- RAW DATA -
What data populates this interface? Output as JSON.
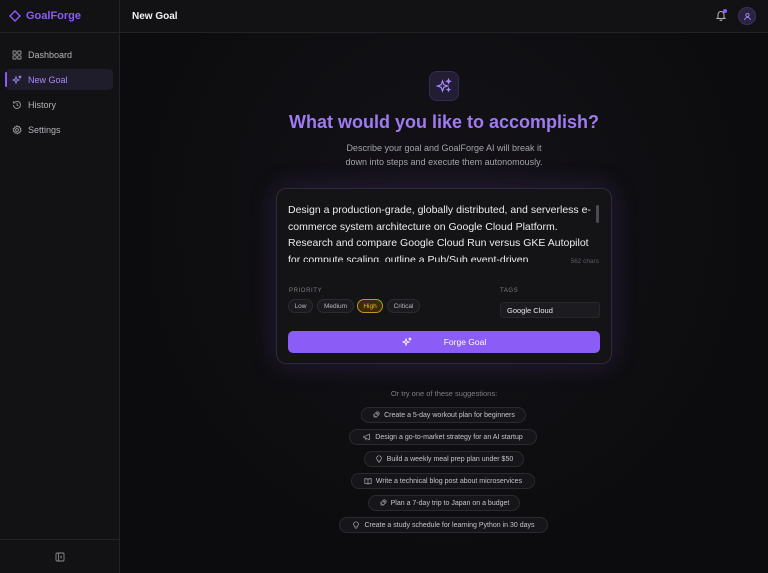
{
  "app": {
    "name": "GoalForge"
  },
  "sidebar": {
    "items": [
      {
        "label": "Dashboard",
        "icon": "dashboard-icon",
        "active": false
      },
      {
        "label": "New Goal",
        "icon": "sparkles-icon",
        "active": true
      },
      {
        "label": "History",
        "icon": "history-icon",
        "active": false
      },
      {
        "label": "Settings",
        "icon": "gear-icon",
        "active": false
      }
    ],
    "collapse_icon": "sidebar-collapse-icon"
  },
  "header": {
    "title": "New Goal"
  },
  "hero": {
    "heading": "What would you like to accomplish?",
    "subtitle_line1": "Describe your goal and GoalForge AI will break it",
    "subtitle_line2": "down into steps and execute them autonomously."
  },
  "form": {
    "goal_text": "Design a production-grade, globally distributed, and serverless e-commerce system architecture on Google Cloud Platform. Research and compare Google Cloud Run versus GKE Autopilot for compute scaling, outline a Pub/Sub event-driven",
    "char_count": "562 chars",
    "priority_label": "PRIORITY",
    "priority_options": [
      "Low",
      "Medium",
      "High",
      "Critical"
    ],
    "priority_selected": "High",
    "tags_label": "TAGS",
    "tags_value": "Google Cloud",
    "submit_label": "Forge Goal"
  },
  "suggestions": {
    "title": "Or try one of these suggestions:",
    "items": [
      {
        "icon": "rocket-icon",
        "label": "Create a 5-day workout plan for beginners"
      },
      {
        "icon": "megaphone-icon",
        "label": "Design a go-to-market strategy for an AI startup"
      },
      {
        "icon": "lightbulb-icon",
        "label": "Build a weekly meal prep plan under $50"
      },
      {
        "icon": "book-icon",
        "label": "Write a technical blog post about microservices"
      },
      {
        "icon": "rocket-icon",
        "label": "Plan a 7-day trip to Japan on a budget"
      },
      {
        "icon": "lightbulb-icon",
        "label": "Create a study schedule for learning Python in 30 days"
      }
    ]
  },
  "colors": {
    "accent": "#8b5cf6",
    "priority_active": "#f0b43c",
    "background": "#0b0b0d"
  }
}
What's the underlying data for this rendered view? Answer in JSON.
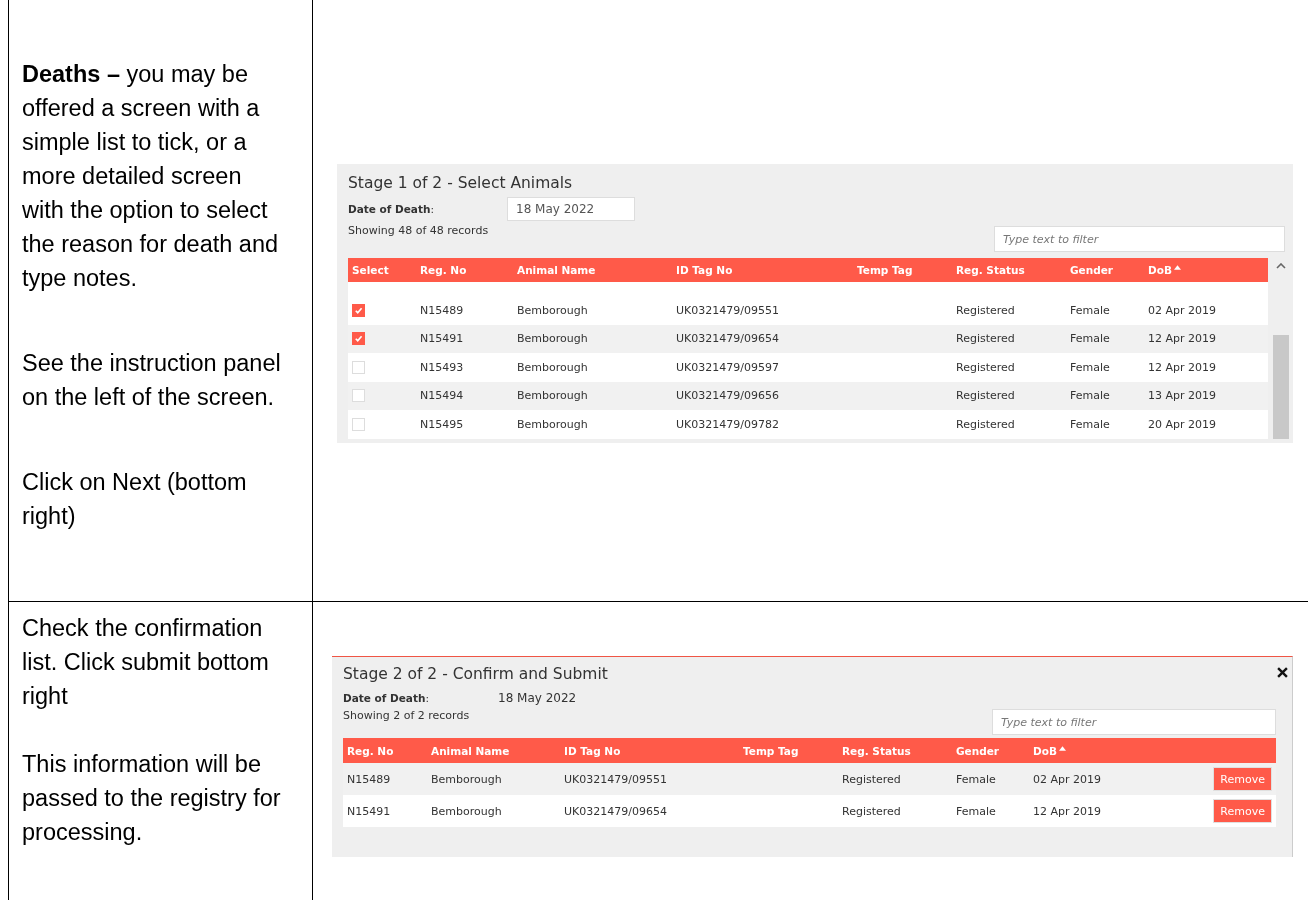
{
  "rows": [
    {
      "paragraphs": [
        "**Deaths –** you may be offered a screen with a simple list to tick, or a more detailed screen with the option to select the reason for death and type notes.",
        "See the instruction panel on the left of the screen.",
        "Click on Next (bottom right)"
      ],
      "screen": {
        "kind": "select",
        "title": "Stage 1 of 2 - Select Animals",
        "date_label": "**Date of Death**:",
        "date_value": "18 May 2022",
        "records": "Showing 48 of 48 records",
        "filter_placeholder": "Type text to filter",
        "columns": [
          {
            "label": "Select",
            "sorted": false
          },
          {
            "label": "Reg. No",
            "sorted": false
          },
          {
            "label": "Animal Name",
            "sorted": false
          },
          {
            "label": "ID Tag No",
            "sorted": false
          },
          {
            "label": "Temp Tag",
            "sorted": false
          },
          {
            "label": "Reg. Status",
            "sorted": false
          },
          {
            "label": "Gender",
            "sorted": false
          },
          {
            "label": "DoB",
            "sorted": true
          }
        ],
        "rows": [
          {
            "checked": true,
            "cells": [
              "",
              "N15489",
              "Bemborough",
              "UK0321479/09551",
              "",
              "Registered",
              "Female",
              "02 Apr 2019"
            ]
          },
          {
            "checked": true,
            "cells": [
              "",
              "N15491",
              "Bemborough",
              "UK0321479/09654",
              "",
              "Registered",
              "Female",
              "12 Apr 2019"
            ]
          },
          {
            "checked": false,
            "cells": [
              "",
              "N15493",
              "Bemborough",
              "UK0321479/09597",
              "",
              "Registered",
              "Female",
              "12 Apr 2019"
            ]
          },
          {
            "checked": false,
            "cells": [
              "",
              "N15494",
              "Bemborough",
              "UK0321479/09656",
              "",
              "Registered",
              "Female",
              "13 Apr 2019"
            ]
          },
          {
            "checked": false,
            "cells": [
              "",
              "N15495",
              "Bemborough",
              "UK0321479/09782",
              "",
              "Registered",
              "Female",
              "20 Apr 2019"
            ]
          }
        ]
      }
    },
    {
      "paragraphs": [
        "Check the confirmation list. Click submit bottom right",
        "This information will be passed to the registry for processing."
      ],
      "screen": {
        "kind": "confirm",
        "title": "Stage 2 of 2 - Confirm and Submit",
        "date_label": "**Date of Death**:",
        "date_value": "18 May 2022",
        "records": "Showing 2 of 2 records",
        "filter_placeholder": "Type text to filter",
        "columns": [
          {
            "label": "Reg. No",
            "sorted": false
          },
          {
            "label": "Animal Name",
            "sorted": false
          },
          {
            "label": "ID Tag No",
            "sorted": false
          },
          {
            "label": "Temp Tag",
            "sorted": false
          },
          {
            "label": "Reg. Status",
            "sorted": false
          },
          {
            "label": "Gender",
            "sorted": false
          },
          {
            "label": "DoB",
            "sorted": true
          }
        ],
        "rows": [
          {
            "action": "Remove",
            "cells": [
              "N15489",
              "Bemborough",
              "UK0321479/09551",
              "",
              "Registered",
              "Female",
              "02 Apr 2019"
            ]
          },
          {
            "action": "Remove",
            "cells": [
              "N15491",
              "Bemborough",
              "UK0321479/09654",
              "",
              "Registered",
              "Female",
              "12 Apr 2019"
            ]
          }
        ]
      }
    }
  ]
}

- GIVEN EXERCISE -
Give only the count of lines in this material that contain the string "GoalForge".

- OUTPUT OF THE EXERCISE -
2